§ **Description of the task**
Take every line where the string "Business" appears and copy it.

§ **Stored records**
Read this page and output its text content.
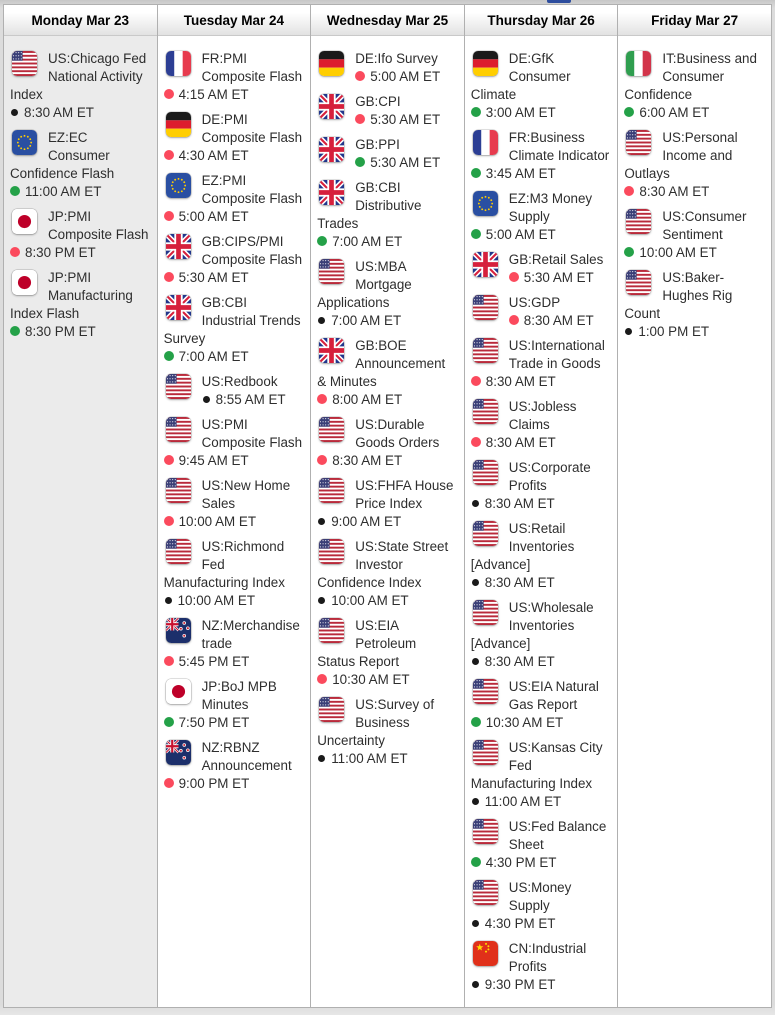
Monday Mar 23
US:Chicago Fed National Activity Index
8:30 AM ET
EZ:EC Consumer Confidence Flash
11:00 AM ET
JP:PMI Composite Flash
8:30 PM ET
JP:PMI Manufacturing Index Flash
8:30 PM ET
Tuesday Mar 24
FR:PMI Composite Flash
4:15 AM ET
DE:PMI Composite Flash
4:30 AM ET
EZ:PMI Composite Flash
5:00 AM ET
GB:CIPS/PMI Composite Flash
5:30 AM ET
GB:CBI Industrial Trends Survey
7:00 AM ET
US:Redbook
8:55 AM ET
US:PMI Composite Flash
9:45 AM ET
US:New Home Sales
10:00 AM ET
US:Richmond Fed Manufacturing Index
10:00 AM ET
NZ:Merchandise trade
5:45 PM ET
JP:BoJ MPB Minutes
7:50 PM ET
NZ:RBNZ Announcement
9:00 PM ET
Wednesday Mar 25
DE:Ifo Survey
5:00 AM ET
GB:CPI
5:30 AM ET
GB:PPI
5:30 AM ET
GB:CBI Distributive Trades
7:00 AM ET
US:MBA Mortgage Applications
7:00 AM ET
GB:BOE Announcement & Minutes
8:00 AM ET
US:Durable Goods Orders
8:30 AM ET
US:FHFA House Price Index
9:00 AM ET
US:State Street Investor Confidence Index
10:00 AM ET
US:EIA Petroleum Status Report
10:30 AM ET
US:Survey of Business Uncertainty
11:00 AM ET
Thursday Mar 26
DE:GfK Consumer Climate
3:00 AM ET
FR:Business Climate Indicator
3:45 AM ET
EZ:M3 Money Supply
5:00 AM ET
GB:Retail Sales
5:30 AM ET
US:GDP
8:30 AM ET
US:International Trade in Goods
8:30 AM ET
US:Jobless Claims
8:30 AM ET
US:Corporate Profits
8:30 AM ET
US:Retail Inventories [Advance]
8:30 AM ET
US:Wholesale Inventories [Advance]
8:30 AM ET
US:EIA Natural Gas Report
10:30 AM ET
US:Kansas City Fed Manufacturing Index
11:00 AM ET
US:Fed Balance Sheet
4:30 PM ET
US:Money Supply
4:30 PM ET
CN:Industrial Profits
9:30 PM ET
Friday Mar 27
IT:Business and Consumer Confidence
6:00 AM ET
US:Personal Income and Outlays
8:30 AM ET
US:Consumer Sentiment
10:00 AM ET
US:Baker-Hughes Rig Count
1:00 PM ET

§ **Result of this exercise**
US:Survey of Business Uncertainty
FR:Business Climate Indicator
IT:Business and Consumer Confidence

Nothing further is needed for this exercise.